Exercise goal => Examine each line of the data. Copy those that contain the string "Rinse".

════

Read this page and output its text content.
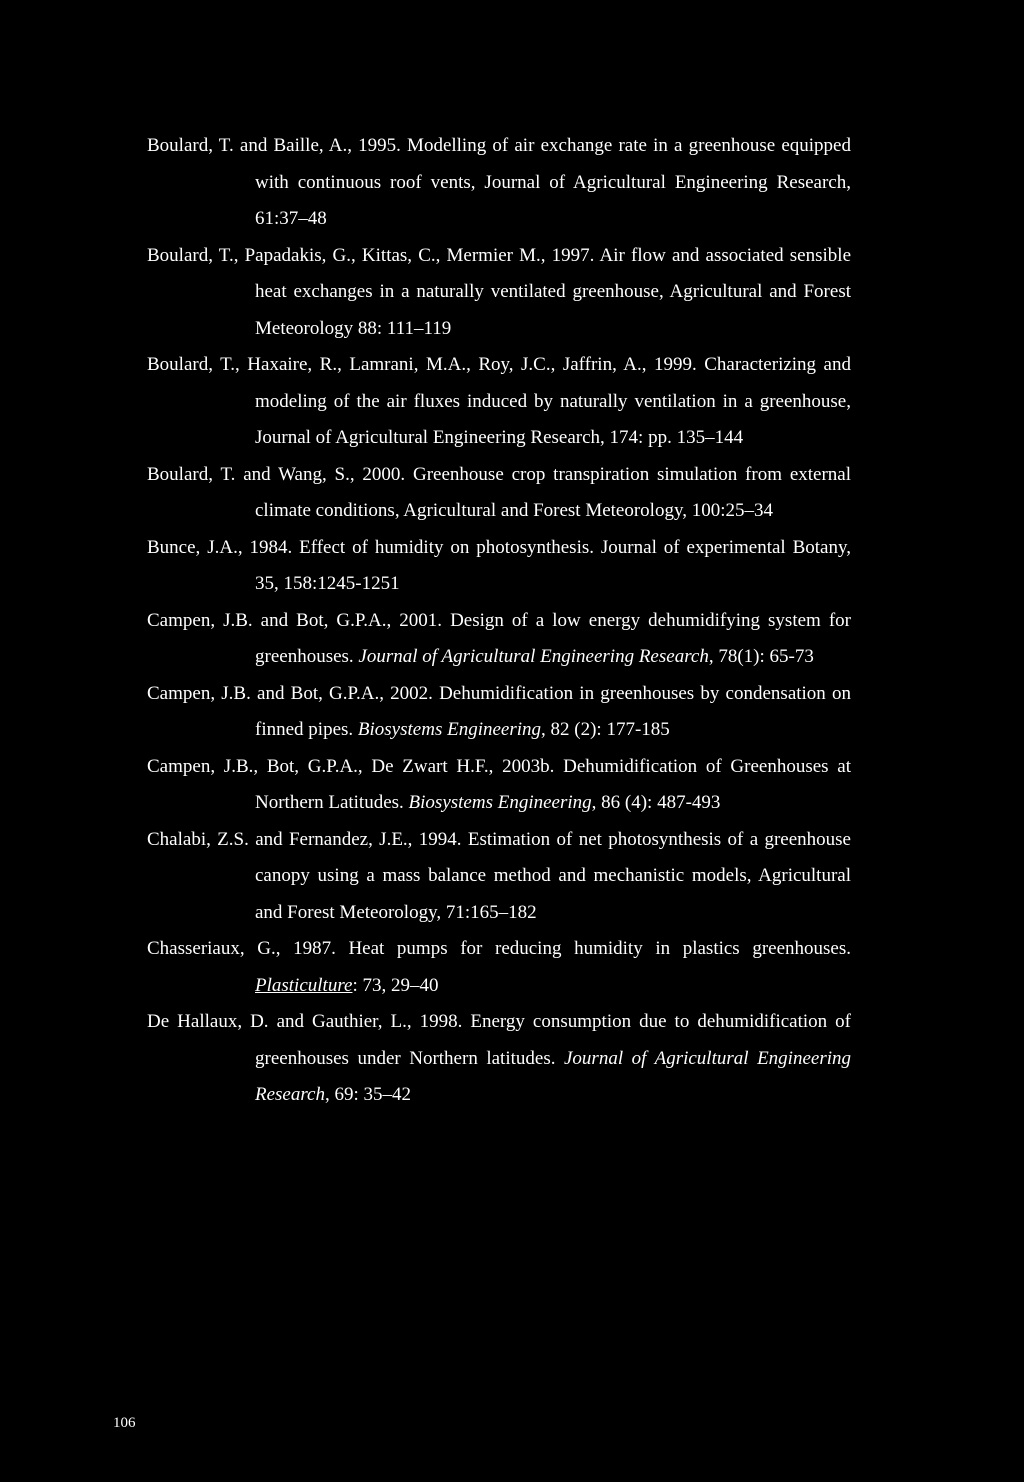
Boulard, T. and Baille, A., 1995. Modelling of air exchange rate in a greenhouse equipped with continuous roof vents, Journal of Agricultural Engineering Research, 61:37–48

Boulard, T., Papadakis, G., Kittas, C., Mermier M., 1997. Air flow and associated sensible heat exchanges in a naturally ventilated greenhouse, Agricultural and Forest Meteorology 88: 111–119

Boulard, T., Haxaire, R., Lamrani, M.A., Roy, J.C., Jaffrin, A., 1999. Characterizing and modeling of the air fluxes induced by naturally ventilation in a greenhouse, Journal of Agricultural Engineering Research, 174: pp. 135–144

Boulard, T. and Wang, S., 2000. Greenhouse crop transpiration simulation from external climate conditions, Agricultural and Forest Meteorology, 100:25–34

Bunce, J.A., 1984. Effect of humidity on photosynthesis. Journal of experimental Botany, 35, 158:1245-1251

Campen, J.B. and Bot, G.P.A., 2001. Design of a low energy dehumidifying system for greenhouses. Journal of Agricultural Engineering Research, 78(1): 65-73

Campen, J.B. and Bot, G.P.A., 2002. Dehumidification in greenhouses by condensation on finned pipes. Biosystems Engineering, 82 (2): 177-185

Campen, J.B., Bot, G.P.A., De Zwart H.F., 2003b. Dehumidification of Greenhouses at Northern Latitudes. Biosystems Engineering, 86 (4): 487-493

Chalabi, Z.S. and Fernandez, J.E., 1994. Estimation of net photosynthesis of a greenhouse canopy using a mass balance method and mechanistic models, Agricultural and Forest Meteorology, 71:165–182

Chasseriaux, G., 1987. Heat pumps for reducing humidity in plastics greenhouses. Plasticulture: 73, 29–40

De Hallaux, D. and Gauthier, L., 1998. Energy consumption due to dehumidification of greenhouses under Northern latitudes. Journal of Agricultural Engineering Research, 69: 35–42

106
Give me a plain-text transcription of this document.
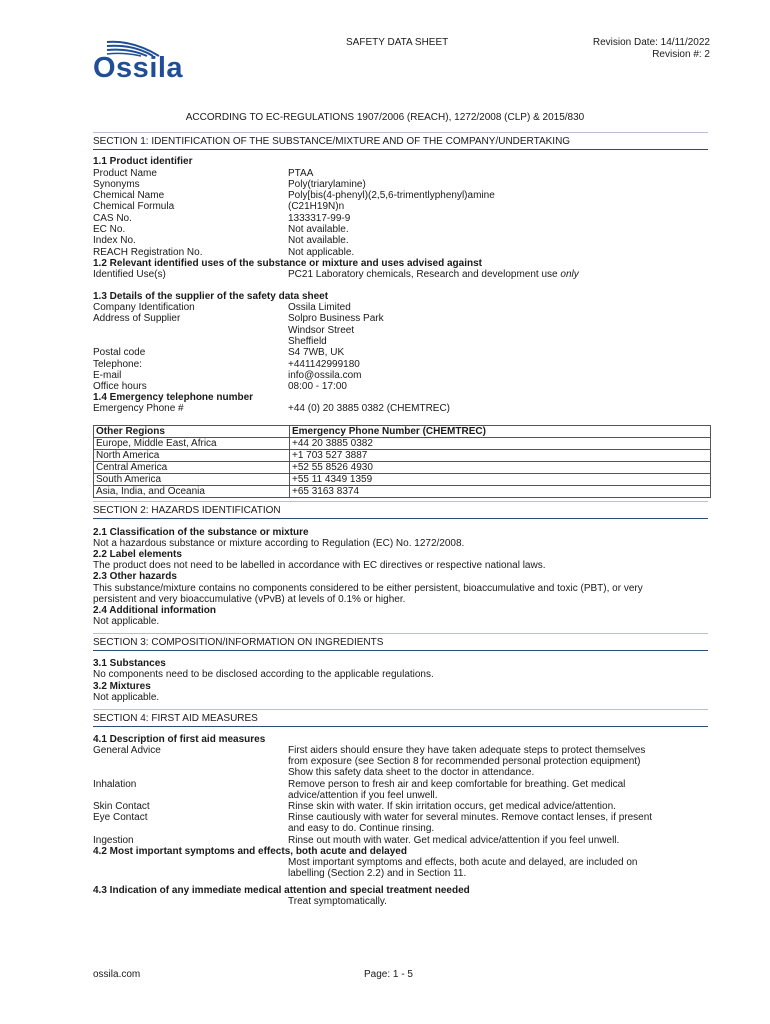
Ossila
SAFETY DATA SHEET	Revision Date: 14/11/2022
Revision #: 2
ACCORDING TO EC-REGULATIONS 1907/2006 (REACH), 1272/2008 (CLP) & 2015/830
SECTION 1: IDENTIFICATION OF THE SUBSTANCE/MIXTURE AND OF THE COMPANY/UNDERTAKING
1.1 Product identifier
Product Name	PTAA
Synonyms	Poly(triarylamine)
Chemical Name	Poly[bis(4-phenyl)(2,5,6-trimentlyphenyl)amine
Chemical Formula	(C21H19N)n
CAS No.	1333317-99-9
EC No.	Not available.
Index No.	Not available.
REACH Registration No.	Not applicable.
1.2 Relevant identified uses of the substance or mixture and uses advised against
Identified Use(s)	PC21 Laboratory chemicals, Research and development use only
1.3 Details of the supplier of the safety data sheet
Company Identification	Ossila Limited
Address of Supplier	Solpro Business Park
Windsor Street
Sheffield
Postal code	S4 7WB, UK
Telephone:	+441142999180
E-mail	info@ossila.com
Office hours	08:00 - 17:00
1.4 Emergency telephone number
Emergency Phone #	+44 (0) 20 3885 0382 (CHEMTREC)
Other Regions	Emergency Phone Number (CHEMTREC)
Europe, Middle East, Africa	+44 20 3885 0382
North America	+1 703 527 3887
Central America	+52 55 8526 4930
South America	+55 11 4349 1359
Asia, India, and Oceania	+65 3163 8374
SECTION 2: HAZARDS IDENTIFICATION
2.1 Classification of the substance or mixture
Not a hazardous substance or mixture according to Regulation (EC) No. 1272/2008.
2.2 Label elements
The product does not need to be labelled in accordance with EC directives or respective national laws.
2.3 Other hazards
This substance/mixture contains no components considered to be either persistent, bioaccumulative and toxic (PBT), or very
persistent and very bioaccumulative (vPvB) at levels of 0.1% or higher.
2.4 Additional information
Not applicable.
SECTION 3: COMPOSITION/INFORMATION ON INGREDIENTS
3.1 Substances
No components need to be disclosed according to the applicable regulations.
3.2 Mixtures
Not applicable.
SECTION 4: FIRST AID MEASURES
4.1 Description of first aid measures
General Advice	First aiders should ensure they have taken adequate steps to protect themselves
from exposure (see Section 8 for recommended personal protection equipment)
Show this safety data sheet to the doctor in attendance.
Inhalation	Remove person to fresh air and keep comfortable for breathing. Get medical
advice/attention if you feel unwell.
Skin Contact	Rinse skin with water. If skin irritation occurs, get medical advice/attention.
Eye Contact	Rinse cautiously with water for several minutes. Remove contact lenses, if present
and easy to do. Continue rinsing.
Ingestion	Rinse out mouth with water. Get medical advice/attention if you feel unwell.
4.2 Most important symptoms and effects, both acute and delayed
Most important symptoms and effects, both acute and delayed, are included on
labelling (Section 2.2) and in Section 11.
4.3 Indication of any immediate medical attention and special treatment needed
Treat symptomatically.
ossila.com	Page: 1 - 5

════

Response =>
Skin Contact	Rinse skin with water. If skin irritation occurs, get medical advice/attention.
Eye Contact	Rinse cautiously with water for several minutes. Remove contact lenses, if present
Ingestion	Rinse out mouth with water. Get medical advice/attention if you feel unwell.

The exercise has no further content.